Bring together all lines of the material below that contain the string "logo".

════════════════

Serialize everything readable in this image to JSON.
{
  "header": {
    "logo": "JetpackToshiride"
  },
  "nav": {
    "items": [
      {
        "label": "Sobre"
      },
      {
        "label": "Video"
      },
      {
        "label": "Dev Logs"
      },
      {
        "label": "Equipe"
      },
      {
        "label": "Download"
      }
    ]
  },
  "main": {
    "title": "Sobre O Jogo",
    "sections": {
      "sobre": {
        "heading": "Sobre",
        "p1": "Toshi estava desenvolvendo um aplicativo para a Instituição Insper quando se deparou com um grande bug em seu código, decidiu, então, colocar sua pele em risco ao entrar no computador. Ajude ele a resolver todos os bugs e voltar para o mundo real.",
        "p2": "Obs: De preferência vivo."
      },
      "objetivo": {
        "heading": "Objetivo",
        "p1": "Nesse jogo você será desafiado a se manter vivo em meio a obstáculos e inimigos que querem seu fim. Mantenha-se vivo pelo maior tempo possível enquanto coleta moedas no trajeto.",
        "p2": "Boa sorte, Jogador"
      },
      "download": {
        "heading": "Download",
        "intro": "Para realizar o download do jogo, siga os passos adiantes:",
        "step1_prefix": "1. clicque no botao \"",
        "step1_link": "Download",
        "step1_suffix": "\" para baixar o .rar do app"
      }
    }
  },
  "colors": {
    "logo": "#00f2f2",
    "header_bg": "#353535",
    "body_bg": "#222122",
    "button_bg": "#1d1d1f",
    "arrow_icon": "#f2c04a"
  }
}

════════════════

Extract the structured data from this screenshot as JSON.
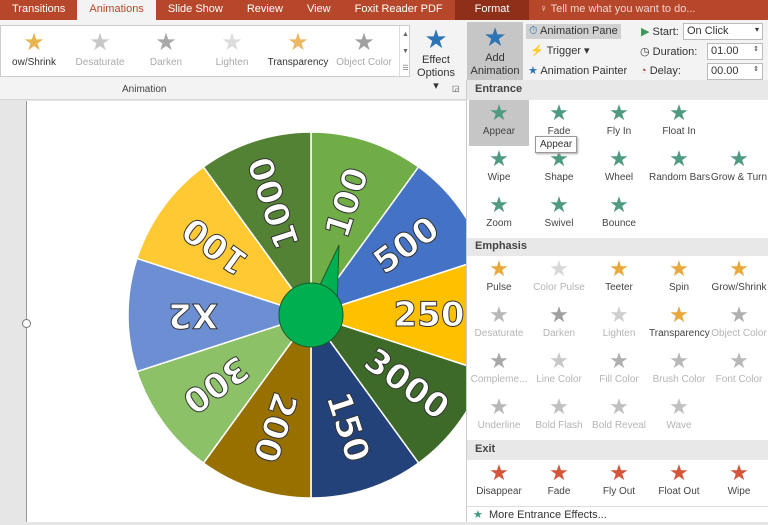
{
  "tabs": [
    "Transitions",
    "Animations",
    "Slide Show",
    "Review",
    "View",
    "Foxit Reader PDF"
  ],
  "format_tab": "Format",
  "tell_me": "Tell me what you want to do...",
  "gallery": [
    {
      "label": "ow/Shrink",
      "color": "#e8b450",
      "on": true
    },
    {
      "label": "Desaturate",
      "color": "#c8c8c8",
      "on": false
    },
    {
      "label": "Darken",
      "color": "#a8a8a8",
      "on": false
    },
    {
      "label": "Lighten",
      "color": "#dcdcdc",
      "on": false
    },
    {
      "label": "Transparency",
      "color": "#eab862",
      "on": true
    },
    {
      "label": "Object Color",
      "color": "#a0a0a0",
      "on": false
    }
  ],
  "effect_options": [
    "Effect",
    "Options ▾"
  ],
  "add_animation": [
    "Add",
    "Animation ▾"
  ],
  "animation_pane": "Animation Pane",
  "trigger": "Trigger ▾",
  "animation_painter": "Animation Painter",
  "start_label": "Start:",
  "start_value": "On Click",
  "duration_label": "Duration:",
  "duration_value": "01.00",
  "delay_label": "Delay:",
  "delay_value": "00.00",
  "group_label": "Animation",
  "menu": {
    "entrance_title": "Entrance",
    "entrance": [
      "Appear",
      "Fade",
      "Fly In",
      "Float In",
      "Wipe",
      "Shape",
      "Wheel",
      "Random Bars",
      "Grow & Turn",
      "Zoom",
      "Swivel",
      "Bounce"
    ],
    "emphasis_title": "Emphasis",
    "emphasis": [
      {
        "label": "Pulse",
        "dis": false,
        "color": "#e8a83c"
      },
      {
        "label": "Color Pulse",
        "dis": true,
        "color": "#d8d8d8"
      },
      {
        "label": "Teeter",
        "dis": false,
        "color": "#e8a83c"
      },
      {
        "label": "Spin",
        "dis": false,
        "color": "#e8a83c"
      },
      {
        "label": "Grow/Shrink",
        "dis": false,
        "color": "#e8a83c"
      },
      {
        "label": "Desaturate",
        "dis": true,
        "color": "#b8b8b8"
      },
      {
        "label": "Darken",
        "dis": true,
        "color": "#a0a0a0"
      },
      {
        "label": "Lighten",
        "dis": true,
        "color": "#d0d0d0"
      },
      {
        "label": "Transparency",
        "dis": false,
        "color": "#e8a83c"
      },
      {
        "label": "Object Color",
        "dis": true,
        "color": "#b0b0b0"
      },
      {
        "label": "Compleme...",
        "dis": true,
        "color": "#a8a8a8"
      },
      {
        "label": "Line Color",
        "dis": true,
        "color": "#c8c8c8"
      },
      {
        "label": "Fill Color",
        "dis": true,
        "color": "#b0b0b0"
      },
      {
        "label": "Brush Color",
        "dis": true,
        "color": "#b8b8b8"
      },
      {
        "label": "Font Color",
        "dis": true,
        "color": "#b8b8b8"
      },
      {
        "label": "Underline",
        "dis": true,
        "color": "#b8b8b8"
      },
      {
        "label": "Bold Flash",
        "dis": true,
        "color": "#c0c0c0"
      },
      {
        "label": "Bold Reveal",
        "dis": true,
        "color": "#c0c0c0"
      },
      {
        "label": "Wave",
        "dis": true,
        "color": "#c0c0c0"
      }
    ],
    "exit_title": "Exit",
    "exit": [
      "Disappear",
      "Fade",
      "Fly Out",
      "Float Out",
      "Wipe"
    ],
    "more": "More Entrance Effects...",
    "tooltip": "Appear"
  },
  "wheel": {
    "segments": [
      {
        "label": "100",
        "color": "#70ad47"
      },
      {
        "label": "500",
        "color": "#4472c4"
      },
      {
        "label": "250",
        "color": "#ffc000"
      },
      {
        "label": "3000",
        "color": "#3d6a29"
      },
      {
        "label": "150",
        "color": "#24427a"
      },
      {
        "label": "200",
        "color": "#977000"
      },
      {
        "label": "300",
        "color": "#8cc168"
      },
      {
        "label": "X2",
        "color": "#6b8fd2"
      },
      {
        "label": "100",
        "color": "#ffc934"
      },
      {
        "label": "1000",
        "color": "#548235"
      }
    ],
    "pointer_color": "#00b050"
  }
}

════════════════

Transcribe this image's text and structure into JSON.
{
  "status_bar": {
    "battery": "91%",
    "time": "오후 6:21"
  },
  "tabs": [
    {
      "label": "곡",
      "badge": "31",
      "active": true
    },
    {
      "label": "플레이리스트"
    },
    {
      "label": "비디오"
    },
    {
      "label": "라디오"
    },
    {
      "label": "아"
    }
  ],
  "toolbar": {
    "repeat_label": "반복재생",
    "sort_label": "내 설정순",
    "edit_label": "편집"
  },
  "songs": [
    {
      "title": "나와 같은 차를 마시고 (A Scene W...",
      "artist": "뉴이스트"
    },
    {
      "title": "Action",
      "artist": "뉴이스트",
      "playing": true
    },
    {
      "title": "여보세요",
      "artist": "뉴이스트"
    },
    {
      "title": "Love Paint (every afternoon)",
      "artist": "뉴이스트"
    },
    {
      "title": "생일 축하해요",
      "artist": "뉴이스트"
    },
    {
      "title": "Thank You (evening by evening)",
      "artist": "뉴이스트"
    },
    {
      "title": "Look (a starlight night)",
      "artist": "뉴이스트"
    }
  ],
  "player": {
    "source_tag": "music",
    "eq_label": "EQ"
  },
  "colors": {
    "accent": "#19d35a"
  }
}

════════════════

Answer to this exercise
    "logo": "JetpackToshiride"
    "logo": "#00f2f2",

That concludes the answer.